| Given information |
************
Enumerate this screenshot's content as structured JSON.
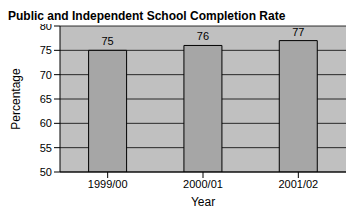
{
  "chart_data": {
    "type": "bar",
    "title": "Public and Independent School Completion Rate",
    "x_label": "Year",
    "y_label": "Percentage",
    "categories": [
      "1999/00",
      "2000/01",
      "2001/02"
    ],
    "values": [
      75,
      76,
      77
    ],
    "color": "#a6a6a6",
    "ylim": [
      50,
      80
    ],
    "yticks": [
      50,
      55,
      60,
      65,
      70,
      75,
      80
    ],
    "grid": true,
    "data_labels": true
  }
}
************
Transcribe every entry above exactly. Omit all pictures.

| Task response |
Enumerate this screenshot's content as structured JSON.
{
  "chart_data": {
    "type": "bar",
    "title": "Public and Independent School Completion Rate",
    "x_label": "Year",
    "y_label": "Percentage",
    "categories": [
      "1999/00",
      "2000/01",
      "2001/02"
    ],
    "values": [
      75,
      76,
      77
    ],
    "color": "#a6a6a6",
    "ylim": [
      50,
      80
    ],
    "yticks": [
      50,
      55,
      60,
      65,
      70,
      75,
      80
    ],
    "grid": true,
    "data_labels": true
  }
}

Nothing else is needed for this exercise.